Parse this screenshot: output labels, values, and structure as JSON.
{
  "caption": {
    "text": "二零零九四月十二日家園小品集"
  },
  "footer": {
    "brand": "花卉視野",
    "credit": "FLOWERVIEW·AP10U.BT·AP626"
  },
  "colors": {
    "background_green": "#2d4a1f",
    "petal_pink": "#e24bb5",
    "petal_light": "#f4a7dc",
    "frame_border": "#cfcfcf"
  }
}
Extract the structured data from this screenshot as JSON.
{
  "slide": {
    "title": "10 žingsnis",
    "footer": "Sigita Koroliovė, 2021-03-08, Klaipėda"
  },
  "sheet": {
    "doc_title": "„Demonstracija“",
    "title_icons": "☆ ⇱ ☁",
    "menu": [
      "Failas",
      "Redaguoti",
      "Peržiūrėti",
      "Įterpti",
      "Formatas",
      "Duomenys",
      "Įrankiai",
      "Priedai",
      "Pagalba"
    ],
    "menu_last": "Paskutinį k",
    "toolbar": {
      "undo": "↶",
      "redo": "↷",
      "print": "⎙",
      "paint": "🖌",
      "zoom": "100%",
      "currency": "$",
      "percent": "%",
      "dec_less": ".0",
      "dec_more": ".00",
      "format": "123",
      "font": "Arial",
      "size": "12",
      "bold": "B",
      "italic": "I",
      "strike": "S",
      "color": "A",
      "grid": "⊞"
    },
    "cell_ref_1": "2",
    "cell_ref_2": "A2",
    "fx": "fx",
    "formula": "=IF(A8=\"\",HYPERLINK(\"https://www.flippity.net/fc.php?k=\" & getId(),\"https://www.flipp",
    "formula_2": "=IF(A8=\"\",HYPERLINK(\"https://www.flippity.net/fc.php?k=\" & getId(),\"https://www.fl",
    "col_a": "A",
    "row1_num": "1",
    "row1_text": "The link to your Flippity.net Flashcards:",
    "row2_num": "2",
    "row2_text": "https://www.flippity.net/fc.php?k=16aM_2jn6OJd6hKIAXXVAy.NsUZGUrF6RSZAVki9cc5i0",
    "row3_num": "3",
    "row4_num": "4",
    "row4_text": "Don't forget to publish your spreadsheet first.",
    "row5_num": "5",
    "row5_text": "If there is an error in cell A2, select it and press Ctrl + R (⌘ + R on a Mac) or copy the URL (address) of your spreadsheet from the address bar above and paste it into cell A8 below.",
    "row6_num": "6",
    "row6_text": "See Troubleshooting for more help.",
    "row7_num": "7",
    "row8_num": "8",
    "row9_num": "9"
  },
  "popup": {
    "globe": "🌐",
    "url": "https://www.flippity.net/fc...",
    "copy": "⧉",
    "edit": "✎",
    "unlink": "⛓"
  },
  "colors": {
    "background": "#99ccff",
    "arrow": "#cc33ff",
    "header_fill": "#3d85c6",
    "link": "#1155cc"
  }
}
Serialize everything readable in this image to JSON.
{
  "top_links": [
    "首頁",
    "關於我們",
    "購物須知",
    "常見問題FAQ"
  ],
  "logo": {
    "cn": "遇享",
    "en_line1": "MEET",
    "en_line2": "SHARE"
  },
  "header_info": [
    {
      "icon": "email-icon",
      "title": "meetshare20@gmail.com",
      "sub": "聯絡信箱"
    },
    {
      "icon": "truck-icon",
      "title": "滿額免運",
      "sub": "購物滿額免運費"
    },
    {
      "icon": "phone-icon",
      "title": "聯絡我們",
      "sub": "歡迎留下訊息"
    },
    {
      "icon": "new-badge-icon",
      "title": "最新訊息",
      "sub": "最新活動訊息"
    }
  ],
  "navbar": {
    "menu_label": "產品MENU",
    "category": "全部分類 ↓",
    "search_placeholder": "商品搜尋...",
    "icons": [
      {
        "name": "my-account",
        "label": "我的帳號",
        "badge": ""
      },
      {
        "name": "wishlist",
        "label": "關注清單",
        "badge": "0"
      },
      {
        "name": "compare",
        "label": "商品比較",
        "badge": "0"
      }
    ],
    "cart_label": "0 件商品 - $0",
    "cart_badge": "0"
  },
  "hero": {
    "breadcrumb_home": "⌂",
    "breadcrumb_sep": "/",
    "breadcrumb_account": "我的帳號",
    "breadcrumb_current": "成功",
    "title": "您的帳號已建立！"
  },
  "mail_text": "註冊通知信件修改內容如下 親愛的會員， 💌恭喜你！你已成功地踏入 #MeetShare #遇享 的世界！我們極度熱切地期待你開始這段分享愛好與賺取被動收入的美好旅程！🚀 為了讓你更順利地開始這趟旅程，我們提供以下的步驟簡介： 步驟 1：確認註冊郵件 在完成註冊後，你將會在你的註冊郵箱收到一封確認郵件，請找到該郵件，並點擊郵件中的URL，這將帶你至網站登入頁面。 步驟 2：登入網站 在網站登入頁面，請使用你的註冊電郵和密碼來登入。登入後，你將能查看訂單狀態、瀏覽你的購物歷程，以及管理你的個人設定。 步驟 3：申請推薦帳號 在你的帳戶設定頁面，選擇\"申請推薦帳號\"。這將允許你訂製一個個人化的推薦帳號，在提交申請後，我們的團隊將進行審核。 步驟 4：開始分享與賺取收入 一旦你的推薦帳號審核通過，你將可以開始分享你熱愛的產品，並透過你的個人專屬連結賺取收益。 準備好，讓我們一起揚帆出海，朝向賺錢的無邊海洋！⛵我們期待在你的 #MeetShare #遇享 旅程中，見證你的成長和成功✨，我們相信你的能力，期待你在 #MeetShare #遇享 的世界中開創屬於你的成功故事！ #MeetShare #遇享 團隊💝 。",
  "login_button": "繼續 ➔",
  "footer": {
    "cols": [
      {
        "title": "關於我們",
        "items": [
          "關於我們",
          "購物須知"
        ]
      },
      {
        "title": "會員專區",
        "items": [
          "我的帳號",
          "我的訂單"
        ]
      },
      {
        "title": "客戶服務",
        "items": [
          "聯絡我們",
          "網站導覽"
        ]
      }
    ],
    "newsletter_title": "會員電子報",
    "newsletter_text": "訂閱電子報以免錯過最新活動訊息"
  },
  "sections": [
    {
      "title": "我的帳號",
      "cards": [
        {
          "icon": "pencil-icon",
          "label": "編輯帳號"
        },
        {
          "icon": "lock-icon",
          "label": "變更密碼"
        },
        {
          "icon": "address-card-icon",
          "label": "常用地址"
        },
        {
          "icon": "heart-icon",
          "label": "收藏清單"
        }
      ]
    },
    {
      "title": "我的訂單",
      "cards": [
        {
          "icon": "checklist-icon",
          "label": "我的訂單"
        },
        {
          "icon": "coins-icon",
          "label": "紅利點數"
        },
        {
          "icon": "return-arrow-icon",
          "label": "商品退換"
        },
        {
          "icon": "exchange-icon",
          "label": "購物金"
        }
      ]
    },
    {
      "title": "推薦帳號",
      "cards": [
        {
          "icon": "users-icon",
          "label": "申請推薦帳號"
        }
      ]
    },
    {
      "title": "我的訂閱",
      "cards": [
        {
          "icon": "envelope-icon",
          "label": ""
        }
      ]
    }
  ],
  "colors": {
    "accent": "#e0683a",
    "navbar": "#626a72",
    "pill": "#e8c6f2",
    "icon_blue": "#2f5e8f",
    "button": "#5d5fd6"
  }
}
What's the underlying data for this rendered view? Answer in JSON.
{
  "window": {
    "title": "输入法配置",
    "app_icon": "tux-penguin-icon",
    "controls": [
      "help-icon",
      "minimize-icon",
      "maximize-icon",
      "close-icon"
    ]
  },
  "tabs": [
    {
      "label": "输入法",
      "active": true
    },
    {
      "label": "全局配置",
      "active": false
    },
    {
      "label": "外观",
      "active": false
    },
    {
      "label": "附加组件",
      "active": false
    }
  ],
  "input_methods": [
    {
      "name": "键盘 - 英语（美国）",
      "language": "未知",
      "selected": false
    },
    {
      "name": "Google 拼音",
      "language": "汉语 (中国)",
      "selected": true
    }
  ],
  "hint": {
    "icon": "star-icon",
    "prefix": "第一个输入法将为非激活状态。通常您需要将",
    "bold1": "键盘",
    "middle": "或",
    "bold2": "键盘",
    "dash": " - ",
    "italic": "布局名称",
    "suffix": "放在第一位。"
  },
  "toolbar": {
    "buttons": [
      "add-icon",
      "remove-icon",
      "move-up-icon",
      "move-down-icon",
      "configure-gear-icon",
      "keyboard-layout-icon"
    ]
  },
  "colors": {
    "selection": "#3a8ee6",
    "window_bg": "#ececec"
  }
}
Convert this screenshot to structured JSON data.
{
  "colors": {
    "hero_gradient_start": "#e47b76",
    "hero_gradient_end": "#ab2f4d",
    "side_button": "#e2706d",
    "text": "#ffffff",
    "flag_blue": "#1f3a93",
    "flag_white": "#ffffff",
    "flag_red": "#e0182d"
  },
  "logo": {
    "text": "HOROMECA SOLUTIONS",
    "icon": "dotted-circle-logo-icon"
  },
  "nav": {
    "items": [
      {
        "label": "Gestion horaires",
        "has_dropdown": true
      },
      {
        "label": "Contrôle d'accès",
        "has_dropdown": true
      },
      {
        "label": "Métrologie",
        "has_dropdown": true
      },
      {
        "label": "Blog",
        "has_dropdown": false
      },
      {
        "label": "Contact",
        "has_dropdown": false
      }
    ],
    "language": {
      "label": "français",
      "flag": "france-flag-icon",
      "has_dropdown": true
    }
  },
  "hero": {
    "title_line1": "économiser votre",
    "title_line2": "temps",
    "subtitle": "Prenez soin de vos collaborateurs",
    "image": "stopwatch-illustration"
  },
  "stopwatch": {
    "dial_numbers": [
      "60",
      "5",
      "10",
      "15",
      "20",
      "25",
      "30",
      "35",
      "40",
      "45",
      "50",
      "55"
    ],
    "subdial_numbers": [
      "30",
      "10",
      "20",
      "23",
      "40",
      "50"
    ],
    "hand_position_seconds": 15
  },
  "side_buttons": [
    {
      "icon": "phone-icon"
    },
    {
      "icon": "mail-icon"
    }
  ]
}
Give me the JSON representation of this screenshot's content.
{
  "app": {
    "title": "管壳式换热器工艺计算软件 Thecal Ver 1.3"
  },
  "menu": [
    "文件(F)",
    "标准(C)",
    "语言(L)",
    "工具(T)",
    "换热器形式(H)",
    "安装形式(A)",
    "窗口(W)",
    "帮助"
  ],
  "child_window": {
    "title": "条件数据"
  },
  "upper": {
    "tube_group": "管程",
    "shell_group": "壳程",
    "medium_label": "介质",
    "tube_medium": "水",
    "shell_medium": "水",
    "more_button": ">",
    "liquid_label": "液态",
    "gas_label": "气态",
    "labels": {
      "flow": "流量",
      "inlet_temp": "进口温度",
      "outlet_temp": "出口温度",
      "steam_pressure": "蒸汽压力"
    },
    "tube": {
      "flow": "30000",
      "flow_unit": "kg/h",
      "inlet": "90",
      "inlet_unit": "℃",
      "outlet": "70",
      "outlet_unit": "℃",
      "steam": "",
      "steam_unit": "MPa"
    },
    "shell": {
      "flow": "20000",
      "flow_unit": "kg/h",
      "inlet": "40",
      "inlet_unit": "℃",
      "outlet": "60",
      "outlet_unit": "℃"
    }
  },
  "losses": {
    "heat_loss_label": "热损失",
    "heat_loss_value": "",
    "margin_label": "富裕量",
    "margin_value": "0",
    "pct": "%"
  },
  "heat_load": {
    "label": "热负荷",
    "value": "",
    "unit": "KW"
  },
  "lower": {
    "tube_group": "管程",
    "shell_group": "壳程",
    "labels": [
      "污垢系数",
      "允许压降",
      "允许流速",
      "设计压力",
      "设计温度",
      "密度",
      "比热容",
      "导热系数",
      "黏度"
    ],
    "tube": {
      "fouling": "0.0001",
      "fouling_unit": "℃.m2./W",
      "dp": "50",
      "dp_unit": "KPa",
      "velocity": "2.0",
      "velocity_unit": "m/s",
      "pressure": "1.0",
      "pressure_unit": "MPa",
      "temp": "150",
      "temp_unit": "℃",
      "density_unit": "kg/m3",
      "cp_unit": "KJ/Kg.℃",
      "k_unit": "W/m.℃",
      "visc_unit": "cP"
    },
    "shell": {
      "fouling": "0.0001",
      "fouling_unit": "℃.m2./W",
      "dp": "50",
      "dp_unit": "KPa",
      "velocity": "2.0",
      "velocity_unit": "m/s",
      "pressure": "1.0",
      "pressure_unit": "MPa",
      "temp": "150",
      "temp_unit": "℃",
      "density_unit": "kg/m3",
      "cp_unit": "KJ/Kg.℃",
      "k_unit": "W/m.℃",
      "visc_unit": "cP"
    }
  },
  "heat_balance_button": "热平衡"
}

Problem to work on –
Of the lines in this listing, how many contain "https"? Reply with the number and nothing more.

Correct result –
4